SOURCE DATA -
________________

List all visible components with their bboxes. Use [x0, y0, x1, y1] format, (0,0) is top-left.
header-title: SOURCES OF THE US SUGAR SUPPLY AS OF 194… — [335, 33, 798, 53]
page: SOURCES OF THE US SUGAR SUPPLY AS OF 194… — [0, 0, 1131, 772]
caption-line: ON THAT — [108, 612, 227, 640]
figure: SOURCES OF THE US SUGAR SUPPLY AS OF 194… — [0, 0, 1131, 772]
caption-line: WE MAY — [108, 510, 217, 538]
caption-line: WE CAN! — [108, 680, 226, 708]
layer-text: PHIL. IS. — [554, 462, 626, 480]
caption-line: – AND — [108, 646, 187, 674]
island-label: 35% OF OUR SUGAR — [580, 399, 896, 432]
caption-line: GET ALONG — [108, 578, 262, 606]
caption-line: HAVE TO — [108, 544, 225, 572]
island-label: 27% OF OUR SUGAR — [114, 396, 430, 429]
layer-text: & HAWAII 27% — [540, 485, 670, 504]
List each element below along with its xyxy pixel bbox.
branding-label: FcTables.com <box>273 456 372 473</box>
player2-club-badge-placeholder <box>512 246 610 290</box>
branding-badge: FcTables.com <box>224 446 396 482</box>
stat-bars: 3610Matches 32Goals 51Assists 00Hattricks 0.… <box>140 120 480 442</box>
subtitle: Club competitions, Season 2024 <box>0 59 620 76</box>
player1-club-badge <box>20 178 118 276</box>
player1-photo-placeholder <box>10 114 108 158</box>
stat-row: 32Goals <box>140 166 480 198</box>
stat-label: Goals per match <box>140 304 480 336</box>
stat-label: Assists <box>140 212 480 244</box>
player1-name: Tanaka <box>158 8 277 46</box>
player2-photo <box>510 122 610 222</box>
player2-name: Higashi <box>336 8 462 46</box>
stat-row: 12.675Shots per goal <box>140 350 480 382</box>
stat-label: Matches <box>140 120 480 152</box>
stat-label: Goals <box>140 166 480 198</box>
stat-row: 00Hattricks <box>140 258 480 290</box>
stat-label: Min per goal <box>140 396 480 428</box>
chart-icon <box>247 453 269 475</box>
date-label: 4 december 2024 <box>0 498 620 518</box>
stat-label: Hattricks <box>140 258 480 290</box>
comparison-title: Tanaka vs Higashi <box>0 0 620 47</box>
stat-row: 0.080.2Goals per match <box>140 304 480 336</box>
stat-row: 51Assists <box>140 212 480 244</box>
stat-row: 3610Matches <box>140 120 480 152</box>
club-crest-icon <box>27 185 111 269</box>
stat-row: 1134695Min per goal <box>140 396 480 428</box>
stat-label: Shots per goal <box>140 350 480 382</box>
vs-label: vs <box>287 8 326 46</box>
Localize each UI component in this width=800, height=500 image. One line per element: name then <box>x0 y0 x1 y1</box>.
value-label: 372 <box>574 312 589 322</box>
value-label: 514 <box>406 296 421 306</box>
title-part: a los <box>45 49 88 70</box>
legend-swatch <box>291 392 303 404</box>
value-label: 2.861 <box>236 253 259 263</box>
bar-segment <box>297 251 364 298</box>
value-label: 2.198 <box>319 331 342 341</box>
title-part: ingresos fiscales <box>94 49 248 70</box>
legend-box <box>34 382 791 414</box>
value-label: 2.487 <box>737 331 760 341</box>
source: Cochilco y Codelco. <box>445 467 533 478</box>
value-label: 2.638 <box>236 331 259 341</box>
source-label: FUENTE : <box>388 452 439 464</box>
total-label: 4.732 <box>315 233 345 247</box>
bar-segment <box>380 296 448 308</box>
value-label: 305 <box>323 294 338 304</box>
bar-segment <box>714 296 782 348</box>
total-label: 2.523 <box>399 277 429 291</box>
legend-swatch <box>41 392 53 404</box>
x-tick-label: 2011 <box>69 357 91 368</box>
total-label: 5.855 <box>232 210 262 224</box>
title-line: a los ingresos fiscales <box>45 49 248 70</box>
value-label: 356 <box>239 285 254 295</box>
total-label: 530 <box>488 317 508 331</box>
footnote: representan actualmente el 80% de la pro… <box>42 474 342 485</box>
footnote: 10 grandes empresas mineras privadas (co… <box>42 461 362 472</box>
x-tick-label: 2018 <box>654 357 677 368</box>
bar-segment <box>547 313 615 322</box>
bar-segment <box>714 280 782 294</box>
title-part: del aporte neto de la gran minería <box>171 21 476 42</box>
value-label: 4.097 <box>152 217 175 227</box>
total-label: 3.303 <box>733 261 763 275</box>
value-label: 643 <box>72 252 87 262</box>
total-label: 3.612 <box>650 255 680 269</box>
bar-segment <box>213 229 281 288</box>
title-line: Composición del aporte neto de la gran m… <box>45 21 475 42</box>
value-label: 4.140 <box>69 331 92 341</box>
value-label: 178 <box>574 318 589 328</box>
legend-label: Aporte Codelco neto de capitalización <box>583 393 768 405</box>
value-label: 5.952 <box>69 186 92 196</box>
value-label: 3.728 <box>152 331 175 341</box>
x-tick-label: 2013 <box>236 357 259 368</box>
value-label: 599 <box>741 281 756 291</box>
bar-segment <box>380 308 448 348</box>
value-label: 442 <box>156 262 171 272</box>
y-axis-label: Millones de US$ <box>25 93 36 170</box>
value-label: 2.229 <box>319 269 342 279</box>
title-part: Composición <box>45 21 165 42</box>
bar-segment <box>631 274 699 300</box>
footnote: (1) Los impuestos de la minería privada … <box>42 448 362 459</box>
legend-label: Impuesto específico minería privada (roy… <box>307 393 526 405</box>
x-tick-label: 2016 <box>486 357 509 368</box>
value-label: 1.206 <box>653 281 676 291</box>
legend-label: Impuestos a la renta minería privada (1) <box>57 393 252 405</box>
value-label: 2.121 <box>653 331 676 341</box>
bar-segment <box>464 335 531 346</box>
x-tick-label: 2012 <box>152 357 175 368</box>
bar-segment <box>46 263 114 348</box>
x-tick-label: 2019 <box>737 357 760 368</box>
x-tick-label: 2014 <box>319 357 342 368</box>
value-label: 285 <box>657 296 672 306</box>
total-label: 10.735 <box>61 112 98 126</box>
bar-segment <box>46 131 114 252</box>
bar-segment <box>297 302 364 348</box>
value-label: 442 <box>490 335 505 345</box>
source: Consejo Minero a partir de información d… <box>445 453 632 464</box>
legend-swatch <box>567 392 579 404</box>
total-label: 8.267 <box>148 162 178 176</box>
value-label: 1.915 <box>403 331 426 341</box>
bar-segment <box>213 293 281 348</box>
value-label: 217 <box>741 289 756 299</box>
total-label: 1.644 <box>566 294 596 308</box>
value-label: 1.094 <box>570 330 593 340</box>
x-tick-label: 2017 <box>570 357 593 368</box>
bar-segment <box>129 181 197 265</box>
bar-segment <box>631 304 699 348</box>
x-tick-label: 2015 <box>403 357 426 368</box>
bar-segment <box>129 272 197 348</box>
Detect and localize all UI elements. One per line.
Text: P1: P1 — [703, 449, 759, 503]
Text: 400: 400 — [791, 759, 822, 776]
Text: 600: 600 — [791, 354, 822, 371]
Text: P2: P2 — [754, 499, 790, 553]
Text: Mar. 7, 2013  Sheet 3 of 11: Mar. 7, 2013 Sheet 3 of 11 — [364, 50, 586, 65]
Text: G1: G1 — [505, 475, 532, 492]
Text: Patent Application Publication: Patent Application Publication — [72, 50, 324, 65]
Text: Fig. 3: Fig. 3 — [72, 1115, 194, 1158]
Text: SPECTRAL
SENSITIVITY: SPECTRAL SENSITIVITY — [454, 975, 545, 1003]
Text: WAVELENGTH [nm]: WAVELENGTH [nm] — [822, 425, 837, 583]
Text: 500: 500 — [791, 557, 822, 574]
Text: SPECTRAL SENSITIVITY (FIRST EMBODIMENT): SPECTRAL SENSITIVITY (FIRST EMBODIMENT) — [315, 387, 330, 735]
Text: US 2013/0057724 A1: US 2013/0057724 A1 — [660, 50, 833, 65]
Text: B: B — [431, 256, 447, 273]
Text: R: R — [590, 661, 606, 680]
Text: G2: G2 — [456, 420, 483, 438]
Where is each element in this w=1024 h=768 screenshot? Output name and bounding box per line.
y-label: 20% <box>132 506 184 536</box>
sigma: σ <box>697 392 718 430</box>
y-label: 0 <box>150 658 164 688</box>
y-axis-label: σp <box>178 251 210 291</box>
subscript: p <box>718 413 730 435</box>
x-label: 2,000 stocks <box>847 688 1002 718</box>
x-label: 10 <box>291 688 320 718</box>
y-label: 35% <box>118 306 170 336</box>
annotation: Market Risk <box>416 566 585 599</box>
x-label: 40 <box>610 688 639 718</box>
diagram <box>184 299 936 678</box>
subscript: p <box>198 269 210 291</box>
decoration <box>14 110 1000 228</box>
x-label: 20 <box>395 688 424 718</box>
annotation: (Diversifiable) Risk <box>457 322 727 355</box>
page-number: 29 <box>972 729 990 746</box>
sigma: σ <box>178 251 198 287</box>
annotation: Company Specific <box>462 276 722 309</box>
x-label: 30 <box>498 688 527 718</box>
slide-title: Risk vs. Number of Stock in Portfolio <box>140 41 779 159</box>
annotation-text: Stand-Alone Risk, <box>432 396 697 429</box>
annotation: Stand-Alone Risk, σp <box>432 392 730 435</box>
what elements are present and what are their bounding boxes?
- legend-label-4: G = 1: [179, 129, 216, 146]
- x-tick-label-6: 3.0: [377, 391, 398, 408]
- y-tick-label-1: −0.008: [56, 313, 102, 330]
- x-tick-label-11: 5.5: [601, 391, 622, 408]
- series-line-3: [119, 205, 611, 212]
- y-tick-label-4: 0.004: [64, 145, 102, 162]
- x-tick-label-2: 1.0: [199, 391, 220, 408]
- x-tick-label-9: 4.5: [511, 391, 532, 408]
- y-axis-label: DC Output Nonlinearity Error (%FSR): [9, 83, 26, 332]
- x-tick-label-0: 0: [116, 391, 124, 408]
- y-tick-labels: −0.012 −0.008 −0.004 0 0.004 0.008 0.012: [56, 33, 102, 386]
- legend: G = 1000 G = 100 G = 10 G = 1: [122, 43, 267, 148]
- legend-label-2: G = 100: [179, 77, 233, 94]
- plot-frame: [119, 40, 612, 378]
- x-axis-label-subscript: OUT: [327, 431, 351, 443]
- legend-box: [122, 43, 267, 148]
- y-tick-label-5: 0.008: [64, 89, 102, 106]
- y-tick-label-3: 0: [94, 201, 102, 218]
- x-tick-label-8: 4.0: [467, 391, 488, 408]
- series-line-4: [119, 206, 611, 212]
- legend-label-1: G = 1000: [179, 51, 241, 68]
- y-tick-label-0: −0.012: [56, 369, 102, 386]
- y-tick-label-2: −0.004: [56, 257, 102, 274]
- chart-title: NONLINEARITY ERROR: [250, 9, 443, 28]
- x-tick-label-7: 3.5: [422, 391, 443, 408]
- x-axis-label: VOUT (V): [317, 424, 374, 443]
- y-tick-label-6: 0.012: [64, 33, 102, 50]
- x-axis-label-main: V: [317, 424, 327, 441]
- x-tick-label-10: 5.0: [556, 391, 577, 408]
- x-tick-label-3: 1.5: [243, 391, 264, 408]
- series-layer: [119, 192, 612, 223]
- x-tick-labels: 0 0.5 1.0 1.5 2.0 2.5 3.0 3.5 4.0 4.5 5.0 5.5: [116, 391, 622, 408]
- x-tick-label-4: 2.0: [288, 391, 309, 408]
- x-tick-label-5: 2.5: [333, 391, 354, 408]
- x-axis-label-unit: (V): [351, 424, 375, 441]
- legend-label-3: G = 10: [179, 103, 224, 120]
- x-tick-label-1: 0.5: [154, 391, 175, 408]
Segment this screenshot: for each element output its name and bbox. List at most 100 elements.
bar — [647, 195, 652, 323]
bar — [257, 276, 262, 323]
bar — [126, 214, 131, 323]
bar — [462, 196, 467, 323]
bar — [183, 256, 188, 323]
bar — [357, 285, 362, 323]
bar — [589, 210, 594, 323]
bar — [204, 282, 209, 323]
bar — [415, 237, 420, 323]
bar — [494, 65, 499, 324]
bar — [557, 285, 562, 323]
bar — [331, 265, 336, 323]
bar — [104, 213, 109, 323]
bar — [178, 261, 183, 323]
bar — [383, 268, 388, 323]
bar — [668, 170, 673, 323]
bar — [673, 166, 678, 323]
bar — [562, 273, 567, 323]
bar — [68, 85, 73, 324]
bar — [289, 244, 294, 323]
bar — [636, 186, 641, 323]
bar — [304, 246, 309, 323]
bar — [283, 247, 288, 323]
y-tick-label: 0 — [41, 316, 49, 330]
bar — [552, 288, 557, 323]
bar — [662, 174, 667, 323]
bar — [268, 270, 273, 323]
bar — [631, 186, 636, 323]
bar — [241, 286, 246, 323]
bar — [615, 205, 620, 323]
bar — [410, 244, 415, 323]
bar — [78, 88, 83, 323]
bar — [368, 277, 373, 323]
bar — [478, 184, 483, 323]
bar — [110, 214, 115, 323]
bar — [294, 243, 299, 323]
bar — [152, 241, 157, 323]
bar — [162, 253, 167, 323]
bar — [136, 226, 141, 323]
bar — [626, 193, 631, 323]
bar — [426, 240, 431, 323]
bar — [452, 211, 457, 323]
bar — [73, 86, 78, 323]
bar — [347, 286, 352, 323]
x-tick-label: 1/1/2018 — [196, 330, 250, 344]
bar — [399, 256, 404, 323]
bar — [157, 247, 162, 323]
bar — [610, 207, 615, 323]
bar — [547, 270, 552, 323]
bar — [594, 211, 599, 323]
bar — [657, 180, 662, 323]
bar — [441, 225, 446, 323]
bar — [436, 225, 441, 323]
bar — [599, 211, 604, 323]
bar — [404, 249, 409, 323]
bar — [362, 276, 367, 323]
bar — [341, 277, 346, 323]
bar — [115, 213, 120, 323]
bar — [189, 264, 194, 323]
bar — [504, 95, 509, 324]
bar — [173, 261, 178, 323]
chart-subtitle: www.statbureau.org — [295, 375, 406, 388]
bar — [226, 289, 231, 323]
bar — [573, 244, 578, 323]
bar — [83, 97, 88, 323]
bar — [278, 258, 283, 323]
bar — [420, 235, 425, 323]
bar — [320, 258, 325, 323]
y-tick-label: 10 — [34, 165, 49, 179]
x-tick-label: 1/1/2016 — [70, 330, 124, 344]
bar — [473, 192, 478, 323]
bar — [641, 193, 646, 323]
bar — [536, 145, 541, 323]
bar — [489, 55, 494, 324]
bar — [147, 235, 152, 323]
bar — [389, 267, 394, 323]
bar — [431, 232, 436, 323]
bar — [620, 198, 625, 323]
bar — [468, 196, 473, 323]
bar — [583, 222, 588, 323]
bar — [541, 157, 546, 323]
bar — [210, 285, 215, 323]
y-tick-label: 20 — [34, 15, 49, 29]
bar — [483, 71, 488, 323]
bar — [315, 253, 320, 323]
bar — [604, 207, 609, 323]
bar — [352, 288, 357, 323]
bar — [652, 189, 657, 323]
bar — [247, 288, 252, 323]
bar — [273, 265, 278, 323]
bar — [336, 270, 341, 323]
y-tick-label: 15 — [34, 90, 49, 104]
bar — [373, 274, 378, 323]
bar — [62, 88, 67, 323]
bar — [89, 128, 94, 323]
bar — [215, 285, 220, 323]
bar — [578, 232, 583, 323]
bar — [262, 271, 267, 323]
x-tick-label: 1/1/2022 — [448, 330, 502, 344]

________________

Reproduce the items verbatim from the very first line down to and including the line containing "stat-label: Assists <box>140".

List all visible components with their bboxes. Use [x0, y0, x1, y1] format, (0,0) is top-left.
header-title: SOURCES OF THE US SUGAR SUPPLY AS OF 194… — [335, 33, 798, 53]
page: SOURCES OF THE US SUGAR SUPPLY AS OF 194… — [0, 0, 1131, 772]
caption-line: ON THAT — [108, 612, 227, 640]
figure: SOURCES OF THE US SUGAR SUPPLY AS OF 194… — [0, 0, 1131, 772]
caption-line: WE MAY — [108, 510, 217, 538]
caption-line: WE CAN! — [108, 680, 226, 708]
layer-text: PHIL. IS. — [554, 462, 626, 480]
caption-line: – AND — [108, 646, 187, 674]
island-label: 35% OF OUR SUGAR — [580, 399, 896, 432]
caption-line: GET ALONG — [108, 578, 262, 606]
caption-line: HAVE TO — [108, 544, 225, 572]
island-label: 27% OF OUR SUGAR — [114, 396, 430, 429]
layer-text: & HAWAII 27% — [540, 485, 670, 504]
List each element below along with its xyxy pixel bbox.
branding-label: FcTables.com <box>273 456 372 473</box>
player2-club-badge-placeholder <box>512 246 610 290</box>
branding-badge: FcTables.com <box>224 446 396 482</box>
stat-bars: 3610Matches 32Goals 51Assists 00Hattricks 0.… <box>140 120 480 442</box>
subtitle: Club competitions, Season 2024 <box>0 59 620 76</box>
player1-club-badge <box>20 178 118 276</box>
player1-photo-placeholder <box>10 114 108 158</box>
stat-row: 32Goals <box>140 166 480 198</box>
stat-label: Goals per match <box>140 304 480 336</box>
stat-label: Assists <box>140 212 480 244</box>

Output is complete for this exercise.